Items from a figure collection
+===+
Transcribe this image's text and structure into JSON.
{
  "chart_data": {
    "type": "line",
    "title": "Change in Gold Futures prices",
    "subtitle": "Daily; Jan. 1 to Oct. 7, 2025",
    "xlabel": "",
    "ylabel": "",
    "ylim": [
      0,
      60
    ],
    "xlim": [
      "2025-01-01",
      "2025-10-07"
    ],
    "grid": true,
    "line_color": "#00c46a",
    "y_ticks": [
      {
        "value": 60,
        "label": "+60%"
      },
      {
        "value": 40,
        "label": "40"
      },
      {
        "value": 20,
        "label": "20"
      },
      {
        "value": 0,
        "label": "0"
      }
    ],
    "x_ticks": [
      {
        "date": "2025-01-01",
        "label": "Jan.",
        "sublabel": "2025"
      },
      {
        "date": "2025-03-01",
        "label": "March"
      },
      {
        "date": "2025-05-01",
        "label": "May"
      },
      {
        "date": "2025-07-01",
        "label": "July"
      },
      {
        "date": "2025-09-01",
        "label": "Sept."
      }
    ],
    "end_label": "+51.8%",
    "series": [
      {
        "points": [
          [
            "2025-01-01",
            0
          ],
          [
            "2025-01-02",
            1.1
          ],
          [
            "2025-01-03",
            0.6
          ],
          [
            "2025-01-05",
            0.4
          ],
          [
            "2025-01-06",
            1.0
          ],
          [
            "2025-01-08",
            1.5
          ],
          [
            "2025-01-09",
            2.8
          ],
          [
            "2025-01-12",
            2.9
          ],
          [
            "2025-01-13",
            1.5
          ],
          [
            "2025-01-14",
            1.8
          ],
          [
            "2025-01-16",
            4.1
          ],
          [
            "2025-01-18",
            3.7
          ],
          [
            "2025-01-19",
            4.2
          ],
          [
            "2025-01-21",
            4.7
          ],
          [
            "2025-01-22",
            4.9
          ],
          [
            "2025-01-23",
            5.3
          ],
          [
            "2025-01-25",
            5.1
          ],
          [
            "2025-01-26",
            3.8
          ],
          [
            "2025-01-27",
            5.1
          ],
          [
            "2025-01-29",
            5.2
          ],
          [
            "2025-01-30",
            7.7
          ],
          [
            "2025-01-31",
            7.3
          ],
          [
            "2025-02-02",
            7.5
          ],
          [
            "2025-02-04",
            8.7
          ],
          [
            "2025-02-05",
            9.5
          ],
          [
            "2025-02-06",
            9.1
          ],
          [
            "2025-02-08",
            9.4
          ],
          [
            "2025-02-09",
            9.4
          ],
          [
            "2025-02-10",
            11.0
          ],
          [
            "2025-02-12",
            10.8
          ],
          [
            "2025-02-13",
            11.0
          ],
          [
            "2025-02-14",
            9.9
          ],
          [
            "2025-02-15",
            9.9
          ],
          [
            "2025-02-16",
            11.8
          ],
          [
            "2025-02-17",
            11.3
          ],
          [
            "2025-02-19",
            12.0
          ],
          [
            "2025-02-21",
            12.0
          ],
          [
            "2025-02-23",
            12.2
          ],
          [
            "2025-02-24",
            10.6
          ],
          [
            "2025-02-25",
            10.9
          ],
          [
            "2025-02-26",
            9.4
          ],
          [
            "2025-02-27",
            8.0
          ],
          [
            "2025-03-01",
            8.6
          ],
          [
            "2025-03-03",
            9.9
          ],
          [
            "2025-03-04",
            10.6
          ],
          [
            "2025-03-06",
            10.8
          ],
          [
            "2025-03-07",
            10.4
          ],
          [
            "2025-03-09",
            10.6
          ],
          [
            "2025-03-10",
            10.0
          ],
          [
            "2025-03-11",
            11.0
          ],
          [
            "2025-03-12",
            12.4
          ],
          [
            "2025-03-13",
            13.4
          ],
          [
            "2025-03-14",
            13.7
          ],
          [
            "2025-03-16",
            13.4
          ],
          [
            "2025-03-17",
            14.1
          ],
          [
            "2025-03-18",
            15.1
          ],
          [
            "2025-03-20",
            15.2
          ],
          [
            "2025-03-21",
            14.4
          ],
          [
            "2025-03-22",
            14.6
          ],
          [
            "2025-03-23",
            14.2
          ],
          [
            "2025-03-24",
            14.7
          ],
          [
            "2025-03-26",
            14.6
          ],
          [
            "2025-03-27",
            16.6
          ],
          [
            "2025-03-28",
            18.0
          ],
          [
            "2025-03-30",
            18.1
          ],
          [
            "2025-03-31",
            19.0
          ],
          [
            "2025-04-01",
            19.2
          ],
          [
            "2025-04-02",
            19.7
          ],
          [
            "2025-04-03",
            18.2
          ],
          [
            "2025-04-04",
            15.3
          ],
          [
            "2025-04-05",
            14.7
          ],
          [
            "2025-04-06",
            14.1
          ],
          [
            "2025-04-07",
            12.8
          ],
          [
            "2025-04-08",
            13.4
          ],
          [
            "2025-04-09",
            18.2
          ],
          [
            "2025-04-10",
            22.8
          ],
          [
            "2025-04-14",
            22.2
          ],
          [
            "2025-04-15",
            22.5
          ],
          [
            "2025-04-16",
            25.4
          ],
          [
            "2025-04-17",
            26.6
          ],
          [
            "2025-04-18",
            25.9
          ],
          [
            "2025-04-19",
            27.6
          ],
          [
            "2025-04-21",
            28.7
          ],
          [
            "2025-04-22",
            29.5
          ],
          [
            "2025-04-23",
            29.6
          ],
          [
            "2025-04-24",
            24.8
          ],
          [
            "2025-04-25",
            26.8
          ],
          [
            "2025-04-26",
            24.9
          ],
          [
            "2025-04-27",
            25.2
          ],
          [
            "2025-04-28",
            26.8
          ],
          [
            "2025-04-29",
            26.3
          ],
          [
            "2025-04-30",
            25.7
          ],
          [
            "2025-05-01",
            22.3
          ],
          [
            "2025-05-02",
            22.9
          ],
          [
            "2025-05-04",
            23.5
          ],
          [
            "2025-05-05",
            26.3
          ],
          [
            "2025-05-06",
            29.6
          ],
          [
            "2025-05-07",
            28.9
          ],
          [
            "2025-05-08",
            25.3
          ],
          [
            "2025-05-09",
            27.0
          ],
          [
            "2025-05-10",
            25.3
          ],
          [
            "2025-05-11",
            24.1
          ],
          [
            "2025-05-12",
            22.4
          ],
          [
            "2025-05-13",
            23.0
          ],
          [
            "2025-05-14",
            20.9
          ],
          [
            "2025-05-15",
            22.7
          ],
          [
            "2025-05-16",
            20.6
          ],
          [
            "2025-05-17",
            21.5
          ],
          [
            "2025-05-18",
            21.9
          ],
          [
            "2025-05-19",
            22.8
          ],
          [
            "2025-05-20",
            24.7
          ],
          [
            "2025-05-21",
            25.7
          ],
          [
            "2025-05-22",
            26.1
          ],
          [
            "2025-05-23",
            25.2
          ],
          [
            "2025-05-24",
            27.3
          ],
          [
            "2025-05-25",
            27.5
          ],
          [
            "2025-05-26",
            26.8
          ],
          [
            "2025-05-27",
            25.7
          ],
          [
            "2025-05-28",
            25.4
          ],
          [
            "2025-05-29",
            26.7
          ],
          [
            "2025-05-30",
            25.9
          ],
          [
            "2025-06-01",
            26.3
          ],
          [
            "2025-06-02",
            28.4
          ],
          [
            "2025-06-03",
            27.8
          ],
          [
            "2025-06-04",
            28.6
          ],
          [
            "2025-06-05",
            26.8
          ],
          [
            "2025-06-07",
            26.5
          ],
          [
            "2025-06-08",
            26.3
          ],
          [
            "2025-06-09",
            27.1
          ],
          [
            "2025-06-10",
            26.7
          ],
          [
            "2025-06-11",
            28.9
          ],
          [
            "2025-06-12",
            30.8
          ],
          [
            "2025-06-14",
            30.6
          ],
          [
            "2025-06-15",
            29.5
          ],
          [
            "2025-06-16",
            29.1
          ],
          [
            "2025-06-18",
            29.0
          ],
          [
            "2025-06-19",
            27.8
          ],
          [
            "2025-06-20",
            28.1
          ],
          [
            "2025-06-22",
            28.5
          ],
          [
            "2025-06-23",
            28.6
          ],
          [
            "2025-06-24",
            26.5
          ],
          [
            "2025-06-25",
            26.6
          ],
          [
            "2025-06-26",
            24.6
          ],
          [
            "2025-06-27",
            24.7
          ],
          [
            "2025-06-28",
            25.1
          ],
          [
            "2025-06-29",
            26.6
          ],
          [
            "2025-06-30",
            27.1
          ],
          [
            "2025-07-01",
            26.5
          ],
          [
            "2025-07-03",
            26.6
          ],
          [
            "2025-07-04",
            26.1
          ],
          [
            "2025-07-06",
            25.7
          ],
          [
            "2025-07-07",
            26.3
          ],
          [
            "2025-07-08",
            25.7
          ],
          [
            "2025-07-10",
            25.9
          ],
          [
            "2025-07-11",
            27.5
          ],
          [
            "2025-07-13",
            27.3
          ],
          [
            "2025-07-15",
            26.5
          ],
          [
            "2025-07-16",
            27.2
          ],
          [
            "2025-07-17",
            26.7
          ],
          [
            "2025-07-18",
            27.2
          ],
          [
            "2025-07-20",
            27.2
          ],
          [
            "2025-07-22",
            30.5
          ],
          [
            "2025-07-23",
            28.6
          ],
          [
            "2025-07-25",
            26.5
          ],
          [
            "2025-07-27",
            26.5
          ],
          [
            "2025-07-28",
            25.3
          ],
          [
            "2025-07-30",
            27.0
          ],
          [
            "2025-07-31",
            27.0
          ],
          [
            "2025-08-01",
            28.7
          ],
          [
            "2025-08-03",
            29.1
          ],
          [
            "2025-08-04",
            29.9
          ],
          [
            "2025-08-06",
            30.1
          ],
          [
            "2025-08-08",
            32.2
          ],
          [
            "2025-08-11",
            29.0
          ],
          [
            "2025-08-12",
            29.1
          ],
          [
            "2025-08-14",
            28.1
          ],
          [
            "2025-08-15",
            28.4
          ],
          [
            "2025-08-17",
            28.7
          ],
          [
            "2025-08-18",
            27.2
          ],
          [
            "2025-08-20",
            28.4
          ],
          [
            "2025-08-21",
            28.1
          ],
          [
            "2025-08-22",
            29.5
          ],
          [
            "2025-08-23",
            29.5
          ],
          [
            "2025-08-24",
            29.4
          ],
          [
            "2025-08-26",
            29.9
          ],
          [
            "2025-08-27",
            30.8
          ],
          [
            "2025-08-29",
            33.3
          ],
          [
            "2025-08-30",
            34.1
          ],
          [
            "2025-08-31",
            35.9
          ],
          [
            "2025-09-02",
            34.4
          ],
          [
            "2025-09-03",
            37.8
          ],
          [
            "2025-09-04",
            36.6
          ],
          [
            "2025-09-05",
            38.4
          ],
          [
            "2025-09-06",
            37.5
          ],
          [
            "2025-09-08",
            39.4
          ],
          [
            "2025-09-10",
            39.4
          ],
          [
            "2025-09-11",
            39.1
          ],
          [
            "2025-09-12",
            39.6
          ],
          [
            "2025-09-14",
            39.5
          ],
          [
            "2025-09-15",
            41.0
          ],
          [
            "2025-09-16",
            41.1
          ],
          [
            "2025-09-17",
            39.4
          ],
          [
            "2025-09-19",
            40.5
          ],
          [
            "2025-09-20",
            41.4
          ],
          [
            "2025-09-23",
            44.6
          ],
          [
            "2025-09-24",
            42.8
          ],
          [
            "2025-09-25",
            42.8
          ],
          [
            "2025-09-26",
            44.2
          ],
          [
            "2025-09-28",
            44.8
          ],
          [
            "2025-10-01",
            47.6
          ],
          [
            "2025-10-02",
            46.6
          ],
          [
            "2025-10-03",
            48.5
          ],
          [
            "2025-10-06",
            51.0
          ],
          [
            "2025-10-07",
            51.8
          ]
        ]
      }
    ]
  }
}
+===+
What is the number of lines in the records that contain "date"? Give that number only.

THE RESPONSE
5